**The exercise**: Exactly reproduce each entry, leaving out nothing.

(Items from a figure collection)
— Begin —

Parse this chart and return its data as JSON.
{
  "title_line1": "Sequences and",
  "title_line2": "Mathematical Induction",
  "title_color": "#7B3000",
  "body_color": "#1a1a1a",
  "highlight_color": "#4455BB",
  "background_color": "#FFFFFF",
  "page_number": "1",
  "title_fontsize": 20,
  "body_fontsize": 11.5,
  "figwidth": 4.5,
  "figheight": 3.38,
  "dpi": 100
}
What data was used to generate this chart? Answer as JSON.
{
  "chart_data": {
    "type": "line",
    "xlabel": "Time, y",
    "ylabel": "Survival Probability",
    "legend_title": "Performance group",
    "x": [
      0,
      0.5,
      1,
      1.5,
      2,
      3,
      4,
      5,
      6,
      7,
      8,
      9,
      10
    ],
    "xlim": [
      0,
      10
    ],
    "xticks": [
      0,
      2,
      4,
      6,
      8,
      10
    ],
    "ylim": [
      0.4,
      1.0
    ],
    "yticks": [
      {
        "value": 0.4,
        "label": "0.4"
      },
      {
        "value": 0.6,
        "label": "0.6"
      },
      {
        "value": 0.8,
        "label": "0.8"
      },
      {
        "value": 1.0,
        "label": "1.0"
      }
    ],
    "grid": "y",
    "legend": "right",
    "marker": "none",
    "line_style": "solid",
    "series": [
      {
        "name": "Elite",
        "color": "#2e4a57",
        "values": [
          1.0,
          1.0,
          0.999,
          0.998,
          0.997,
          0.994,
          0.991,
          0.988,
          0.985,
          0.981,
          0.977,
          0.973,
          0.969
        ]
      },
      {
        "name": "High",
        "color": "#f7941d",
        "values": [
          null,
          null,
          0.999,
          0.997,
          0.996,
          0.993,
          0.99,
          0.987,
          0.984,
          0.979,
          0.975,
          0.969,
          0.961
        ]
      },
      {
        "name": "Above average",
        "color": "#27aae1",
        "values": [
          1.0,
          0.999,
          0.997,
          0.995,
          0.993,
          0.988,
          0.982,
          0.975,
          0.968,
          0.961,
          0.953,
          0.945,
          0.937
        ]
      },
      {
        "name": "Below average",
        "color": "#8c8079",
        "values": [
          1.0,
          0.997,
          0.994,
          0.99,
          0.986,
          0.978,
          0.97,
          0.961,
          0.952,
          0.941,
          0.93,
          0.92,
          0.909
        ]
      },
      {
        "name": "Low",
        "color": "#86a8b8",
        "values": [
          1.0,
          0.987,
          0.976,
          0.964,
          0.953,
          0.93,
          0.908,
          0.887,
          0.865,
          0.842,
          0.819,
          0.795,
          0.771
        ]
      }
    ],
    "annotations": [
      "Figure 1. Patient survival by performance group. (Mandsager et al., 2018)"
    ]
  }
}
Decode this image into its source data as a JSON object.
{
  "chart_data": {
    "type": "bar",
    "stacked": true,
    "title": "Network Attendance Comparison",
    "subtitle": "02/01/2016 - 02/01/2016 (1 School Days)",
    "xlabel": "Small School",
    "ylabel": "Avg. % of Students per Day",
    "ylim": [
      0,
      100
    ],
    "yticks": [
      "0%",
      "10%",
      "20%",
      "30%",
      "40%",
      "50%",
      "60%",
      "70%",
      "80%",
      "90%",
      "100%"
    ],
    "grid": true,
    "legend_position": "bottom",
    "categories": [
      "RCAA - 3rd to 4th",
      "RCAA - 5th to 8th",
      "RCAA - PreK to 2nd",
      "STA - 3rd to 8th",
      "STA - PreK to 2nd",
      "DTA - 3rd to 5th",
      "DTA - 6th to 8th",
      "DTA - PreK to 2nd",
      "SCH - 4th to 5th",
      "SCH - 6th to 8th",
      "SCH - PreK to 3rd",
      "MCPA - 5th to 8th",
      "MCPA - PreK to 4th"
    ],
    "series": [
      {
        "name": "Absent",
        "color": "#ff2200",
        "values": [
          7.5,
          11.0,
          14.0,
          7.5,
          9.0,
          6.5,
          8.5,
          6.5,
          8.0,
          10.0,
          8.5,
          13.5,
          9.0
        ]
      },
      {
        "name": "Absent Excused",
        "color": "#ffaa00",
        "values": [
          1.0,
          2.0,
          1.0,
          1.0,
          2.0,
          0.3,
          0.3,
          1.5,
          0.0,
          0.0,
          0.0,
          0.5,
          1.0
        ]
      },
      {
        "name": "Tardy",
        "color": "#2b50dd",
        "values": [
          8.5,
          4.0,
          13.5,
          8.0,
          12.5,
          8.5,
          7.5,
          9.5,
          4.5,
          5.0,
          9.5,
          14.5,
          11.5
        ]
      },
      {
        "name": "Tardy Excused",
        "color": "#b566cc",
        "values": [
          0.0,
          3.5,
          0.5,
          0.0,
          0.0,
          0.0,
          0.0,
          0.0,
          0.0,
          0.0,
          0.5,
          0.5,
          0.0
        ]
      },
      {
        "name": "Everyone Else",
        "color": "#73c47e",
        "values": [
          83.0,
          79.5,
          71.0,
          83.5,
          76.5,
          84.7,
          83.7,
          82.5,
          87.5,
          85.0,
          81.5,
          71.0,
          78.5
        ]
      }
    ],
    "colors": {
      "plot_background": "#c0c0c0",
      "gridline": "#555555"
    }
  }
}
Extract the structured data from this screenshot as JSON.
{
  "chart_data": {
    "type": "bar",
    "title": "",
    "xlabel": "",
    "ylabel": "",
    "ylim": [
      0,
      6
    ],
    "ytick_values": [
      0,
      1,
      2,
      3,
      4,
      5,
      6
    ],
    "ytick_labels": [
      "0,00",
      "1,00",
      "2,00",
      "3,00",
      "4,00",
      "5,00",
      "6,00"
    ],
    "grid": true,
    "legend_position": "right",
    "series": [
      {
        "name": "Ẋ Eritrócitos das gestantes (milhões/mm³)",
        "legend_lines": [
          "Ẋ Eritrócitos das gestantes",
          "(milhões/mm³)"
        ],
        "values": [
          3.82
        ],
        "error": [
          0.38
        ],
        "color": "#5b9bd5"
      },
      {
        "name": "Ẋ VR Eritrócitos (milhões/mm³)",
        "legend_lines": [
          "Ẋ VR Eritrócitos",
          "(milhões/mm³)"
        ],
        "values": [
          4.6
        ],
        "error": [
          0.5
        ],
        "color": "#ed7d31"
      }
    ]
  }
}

— End —

**The response**:
Parse this chart and return its data as JSON.
{
  "title_line1": "Sequences and",
  "title_line2": "Mathematical Induction",
  "title_color": "#7B3000",
  "body_color": "#1a1a1a",
  "highlight_color": "#4455BB",
  "background_color": "#FFFFFF",
  "page_number": "1",
  "title_fontsize": 20,
  "body_fontsize": 11.5,
  "figwidth": 4.5,
  "figheight": 3.38,
  "dpi": 100
}
What data was used to generate this chart? Answer as JSON.
{
  "chart_data": {
    "type": "line",
    "xlabel": "Time, y",
    "ylabel": "Survival Probability",
    "legend_title": "Performance group",
    "x": [
      0,
      0.5,
      1,
      1.5,
      2,
      3,
      4,
      5,
      6,
      7,
      8,
      9,
      10
    ],
    "xlim": [
      0,
      10
    ],
    "xticks": [
      0,
      2,
      4,
      6,
      8,
      10
    ],
    "ylim": [
      0.4,
      1.0
    ],
    "yticks": [
      {
        "value": 0.4,
        "label": "0.4"
      },
      {
        "value": 0.6,
        "label": "0.6"
      },
      {
        "value": 0.8,
        "label": "0.8"
      },
      {
        "value": 1.0,
        "label": "1.0"
      }
    ],
    "grid": "y",
    "legend": "right",
    "marker": "none",
    "line_style": "solid",
    "series": [
      {
        "name": "Elite",
        "color": "#2e4a57",
        "values": [
          1.0,
          1.0,
          0.999,
          0.998,
          0.997,
          0.994,
          0.991,
          0.988,
          0.985,
          0.981,
          0.977,
          0.973,
          0.969
        ]
      },
      {
        "name": "High",
        "color": "#f7941d",
        "values": [
          null,
          null,
          0.999,
          0.997,
          0.996,
          0.993,
          0.99,
          0.987,
          0.984,
          0.979,
          0.975,
          0.969,
          0.961
        ]
      },
      {
        "name": "Above average",
        "color": "#27aae1",
        "values": [
          1.0,
          0.999,
          0.997,
          0.995,
          0.993,
          0.988,
          0.982,
          0.975,
          0.968,
          0.961,
          0.953,
          0.945,
          0.937
        ]
      },
      {
        "name": "Below average",
        "color": "#8c8079",
        "values": [
          1.0,
          0.997,
          0.994,
          0.99,
          0.986,
          0.978,
          0.97,
          0.961,
          0.952,
          0.941,
          0.93,
          0.92,
          0.909
        ]
      },
      {
        "name": "Low",
        "color": "#86a8b8",
        "values": [
          1.0,
          0.987,
          0.976,
          0.964,
          0.953,
          0.93,
          0.908,
          0.887,
          0.865,
          0.842,
          0.819,
          0.795,
          0.771
        ]
      }
    ],
    "annotations": [
      "Figure 1. Patient survival by performance group. (Mandsager et al., 2018)"
    ]
  }
}
Decode this image into its source data as a JSON object.
{
  "chart_data": {
    "type": "bar",
    "stacked": true,
    "title": "Network Attendance Comparison",
    "subtitle": "02/01/2016 - 02/01/2016 (1 School Days)",
    "xlabel": "Small School",
    "ylabel": "Avg. % of Students per Day",
    "ylim": [
      0,
      100
    ],
    "yticks": [
      "0%",
      "10%",
      "20%",
      "30%",
      "40%",
      "50%",
      "60%",
      "70%",
      "80%",
      "90%",
      "100%"
    ],
    "grid": true,
    "legend_position": "bottom",
    "categories": [
      "RCAA - 3rd to 4th",
      "RCAA - 5th to 8th",
      "RCAA - PreK to 2nd",
      "STA - 3rd to 8th",
      "STA - PreK to 2nd",
      "DTA - 3rd to 5th",
      "DTA - 6th to 8th",
      "DTA - PreK to 2nd",
      "SCH - 4th to 5th",
      "SCH - 6th to 8th",
      "SCH - PreK to 3rd",
      "MCPA - 5th to 8th",
      "MCPA - PreK to 4th"
    ],
    "series": [
      {
        "name": "Absent",
        "color": "#ff2200",
        "values": [
          7.5,
          11.0,
          14.0,
          7.5,
          9.0,
          6.5,
          8.5,
          6.5,
          8.0,
          10.0,
          8.5,
          13.5,
          9.0
        ]
      },
      {
        "name": "Absent Excused",
        "color": "#ffaa00",
        "values": [
          1.0,
          2.0,
          1.0,
          1.0,
          2.0,
          0.3,
          0.3,
          1.5,
          0.0,
          0.0,
          0.0,
          0.5,
          1.0
        ]
      },
      {
        "name": "Tardy",
        "color": "#2b50dd",
        "values": [
          8.5,
          4.0,
          13.5,
          8.0,
          12.5,
          8.5,
          7.5,
          9.5,
          4.5,
          5.0,
          9.5,
          14.5,
          11.5
        ]
      },
      {
        "name": "Tardy Excused",
        "color": "#b566cc",
        "values": [
          0.0,
          3.5,
          0.5,
          0.0,
          0.0,
          0.0,
          0.0,
          0.0,
          0.0,
          0.0,
          0.5,
          0.5,
          0.0
        ]
      },
      {
        "name": "Everyone Else",
        "color": "#73c47e",
        "values": [
          83.0,
          79.5,
          71.0,
          83.5,
          76.5,
          84.7,
          83.7,
          82.5,
          87.5,
          85.0,
          81.5,
          71.0,
          78.5
        ]
      }
    ],
    "colors": {
      "plot_background": "#c0c0c0",
      "gridline": "#555555"
    }
  }
}
Extract the structured data from this screenshot as JSON.
{
  "chart_data": {
    "type": "bar",
    "title": "",
    "xlabel": "",
    "ylabel": "",
    "ylim": [
      0,
      6
    ],
    "ytick_values": [
      0,
      1,
      2,
      3,
      4,
      5,
      6
    ],
    "ytick_labels": [
      "0,00",
      "1,00",
      "2,00",
      "3,00",
      "4,00",
      "5,00",
      "6,00"
    ],
    "grid": true,
    "legend_position": "right",
    "series": [
      {
        "name": "Ẋ Eritrócitos das gestantes (milhões/mm³)",
        "legend_lines": [
          "Ẋ Eritrócitos das gestantes",
          "(milhões/mm³)"
        ],
        "values": [
          3.82
        ],
        "error": [
          0.38
        ],
        "color": "#5b9bd5"
      },
      {
        "name": "Ẋ VR Eritrócitos (milhões/mm³)",
        "legend_lines": [
          "Ẋ VR Eritrócitos",
          "(milhões/mm³)"
        ],
        "values": [
          4.6
        ],
        "error": [
          0.5
        ],
        "color": "#ed7d31"
      }
    ]
  }
}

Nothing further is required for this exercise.